• **你要做的**:
A – 能否原样返回关于 CodeLlama 推理生成噪音的帖子中从“使用 CodeLlama-7b-Instruct-hf 推理,生成文本为噪音”到“16GB 显存,使用 tensor-parallel-size=2。”的这一段？
B – 关于 CodeLlama 推理生成噪音的帖子停在哪里，你能从那里接着往下写吗？

══ 文本节选 ══

使用 CodeLlama-7b-Instruct-hf 推理,生成文本为噪音
在 Kubernetes 集群环境中想要使用当前项目和 DCU 部署 CodeLlama-7b-Instruct-hf,但生成的 response 为噪音。
复现方法:
-
从 https://huggingface.co/codellama/CodeLlama-7b-Instruct-hf 下载模型文件到 PVC
llm中。 -
创建如下 Pod,由于 DCU 只有 16GB 显存,使用 tensor-parallel-size=2。
apiVersion: v1
kind: Pod
metadata:
name: vllm
spec:
containers:
- command:
- python
- -m
- vllm.entrypoints.openai.api_server
args:
- --model=/var/lib/t9k/model
- --served-model-name=codellama
- --trust-remote-code
- --tensor-parallel-size=2
- --enforce-eager
env:
- name: NVIDIA_VISIBLE_DEVICES
value: void
image: image.sourcefind.cn:5000/dcu/admin/base/custom:vllm0.3.3-dtk24.04-zk-centos7.6-py310-v2
imagePullPolicy: IfNotPresent
name: server
ports:
- containerPort: 8000
protocol: TCP
resources:
limits:
cpu: "4"
hygon.com/dcu: "2"
memory: 64Gi
requests:
cpu: "4"
hygon.com/dcu: "2"
memory: 64Gi
securityContext:
capabilities:
add:
- SYS_PTRACE
privileged: true
volumeMounts:
- mountPath: /opt/hyhal/
name: hyhal
readOnly: true
- mountPath: /dev/kfd
name: dev-kfd
readOnly: true
- mountPath: /dev/dri
name: dev-dri
readOnly: true
- mountPath: /dev/shm
name: dshm
- mountPath: /var/lib/t9k/model
name: model-volume
subPath: CodeLlama-7b-Instruct-hf
volumes:
- hostPath:
path: /opt/hyhal/
type: ""
name: hyhal
- hostPath:
path: /dev/kfd
type: ""
name: dev-kfd
- hostPath:
path: /dev/dri
type: ""

═══
══ 提供的信息 ══

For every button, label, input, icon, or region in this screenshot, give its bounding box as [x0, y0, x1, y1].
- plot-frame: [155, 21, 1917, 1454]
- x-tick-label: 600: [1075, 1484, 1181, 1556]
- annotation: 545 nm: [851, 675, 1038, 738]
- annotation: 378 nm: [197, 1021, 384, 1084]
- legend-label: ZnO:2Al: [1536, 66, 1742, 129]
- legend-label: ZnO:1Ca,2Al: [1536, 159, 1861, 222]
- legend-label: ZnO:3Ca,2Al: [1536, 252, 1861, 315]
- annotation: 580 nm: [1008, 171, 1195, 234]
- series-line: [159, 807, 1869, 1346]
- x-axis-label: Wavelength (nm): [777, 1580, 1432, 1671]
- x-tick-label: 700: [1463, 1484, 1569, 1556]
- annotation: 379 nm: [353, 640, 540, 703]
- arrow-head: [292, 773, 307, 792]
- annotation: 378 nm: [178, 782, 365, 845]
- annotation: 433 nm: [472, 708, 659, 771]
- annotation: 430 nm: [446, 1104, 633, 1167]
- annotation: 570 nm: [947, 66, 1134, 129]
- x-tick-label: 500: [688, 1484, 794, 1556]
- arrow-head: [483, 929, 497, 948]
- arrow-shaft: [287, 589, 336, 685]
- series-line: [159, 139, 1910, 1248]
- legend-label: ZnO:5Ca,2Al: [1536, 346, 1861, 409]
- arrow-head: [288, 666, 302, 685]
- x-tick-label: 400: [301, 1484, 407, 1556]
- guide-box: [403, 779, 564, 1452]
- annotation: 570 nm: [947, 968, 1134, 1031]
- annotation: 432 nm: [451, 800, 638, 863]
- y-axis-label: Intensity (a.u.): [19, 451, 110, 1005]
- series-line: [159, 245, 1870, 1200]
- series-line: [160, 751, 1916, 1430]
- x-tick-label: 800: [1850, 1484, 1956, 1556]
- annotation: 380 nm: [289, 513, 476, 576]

═══

• **回答列表**:
A –
使用 CodeLlama-7b-Instruct-hf 推理,生成文本为噪音
在 Kubernetes 集群环境中想要使用当前项目和 DCU 部署 CodeLlama-7b-Instruct-hf,但生成的 response 为噪音。
复现方法:
-
从 https://huggingface.co/codellama/CodeLlama-7b-Instruct-hf 下载模型文件到 PVC
llm中。 -
创建如下 Pod,由于 DCU 只有 16GB 显存,使用 tensor-parallel-size=2。

B –
name: dev-dri
- emptyDir:
medium: Memory
sizeLimit: 80Gi
name: dshm
- name: model-volume
persistentVolumeClaim:
claimName: llm
- Pod 打印日志:
INFO 07-04 18:17:44 api_server.py:228] args: Namespace(host=None, port=8000, allow_credentials=False, allowed_origins=['*'], allowed_methods=['*'], allowed_headers=['*'], api_key=None, served_model_name='codellama', lora_modules=None, chat_template=None, response_role='assistant', ssl_keyfile=None, ssl_certfile=None, root_path=None, middleware=[], model='/var/lib/t9k/model', tokenizer=None, revision=None, code_revision=None, tokenizer_revision=None, tokenizer_mode='auto', trust_remote_code=True, download_dir=None, load_format='auto', dtype='auto', kv_cache_dtype='auto', max_model_len=None, worker_use_ray=False, pipeline_parallel_size=1, tensor_parallel_size=2, max_parallel_loading_workers=None, block_size=16, seed=0, swap_space=4, gpu_memory_utilization=0.9, max_num_batched_tokens=None, max_num_seqs=256, max_paddings=256, disable_log_stats=False, quantization=None, enforce_eager=True, max_context_len_to_capture=8192, disable_custom_all_reduce=False, enable_lora=False, max_loras=1, max_lora_rank=16, lora_extra_vocab_size=256, lora_dtype='auto', max_cpu_loras=None, device='auto', engine_use_ray=False, disable_log_requests=False, max_log_len=None)
INFO 07-04 18:17:44 config.py:420] Disabled the custom all-reduce kernel because it is not supported on AMD GPUs.
2024-07-04 18:17:47,543 INFO worker.py:1724 -- Started a local Ray instance.
INFO 07-04 18:17:58 llm_engine.py:87] Initializing an LLM engine with config: model='/var/lib/t9k/model', tokenizer='/var/lib/t9k/model', tokenizer_mode=auto, revision=None, tokenizer_revision=None, trust_remote_code=True, dtype=torch.bfloat16, max_seq_len=16384, download_dir=None, load_format=auto, tensor_parallel_size=2, disable_custom_all_reduce=True, quantization=None, enforce_eager=True, kv_cache_dtype=auto, device_config=cuda, seed=0)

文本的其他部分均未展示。